--- WHAT TO DO ---
Please state the span of years covered by the data in the text below on the growth of national legal systems.

In the following, we apply the framework presented in Section 3 to the data introduced in Section 2.2, i.e., codified law comprising federal statutes and regulations in the United States and Germany over the 22 years from 1998 to 2019 (inclusive). We start by examining the growth of the United States and German national legal systems (henceforth: the national legal systems) as viewed through the lens of our data (Section 4.1). Next, we investigate the macro-level, meso-level, and micro-level connectivity of these national legal systems (Section 4.2). Finally, we explore the evolution of selected chapters of the USC and the CFR and selected German statutes and regulations within their national legal systems in a case study focusing on financial regulation (Section 4.3). The results we report are mostly descriptive, and as discussed in Section 5, identifying causal factors behind the dynamics we observe or interpreting our results using a qualitative approach is left to future research.

--- Document understanding items ---
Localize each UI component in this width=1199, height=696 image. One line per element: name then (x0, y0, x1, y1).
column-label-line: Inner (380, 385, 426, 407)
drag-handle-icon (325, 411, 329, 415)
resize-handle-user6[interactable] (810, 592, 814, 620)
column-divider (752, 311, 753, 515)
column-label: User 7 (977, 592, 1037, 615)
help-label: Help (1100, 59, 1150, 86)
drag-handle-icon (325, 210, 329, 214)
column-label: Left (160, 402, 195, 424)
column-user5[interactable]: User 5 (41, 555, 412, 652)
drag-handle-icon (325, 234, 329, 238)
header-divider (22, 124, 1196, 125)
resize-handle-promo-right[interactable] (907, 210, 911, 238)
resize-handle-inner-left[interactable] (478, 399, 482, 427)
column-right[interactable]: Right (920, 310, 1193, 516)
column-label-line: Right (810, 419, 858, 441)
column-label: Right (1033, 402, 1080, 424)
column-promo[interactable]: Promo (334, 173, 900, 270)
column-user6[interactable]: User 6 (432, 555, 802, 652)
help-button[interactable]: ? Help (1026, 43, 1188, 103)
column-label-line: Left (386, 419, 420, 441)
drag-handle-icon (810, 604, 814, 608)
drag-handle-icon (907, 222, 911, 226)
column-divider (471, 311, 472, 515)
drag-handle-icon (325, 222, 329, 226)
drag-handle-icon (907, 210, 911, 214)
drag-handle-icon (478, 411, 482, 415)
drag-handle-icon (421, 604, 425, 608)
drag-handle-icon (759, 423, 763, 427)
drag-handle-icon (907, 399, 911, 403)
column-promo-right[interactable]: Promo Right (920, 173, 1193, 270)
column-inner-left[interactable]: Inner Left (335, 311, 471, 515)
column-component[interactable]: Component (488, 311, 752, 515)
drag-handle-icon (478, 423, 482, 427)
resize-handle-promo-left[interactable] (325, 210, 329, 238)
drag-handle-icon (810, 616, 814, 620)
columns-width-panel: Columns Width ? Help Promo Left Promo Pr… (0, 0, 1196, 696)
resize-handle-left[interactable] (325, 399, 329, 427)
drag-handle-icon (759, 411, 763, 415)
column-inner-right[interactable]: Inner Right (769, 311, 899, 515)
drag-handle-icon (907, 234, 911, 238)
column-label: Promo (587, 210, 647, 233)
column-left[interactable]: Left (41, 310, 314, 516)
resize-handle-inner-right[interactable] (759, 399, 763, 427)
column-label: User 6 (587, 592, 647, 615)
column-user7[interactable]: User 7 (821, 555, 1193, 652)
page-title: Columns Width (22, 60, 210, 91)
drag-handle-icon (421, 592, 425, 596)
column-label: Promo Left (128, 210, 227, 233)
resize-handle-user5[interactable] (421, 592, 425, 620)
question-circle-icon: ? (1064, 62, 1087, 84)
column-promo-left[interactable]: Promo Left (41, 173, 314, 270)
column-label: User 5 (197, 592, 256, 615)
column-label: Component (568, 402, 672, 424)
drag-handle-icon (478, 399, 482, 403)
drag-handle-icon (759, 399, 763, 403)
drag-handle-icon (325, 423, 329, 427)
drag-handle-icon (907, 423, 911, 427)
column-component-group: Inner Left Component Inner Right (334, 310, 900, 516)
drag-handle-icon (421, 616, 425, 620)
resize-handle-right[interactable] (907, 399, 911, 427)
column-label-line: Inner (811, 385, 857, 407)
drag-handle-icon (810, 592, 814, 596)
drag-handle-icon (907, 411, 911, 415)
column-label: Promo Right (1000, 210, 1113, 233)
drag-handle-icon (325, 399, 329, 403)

--- EXERCISE OUTPUT ---
The 22 years from 1998 to 2019, inclusive.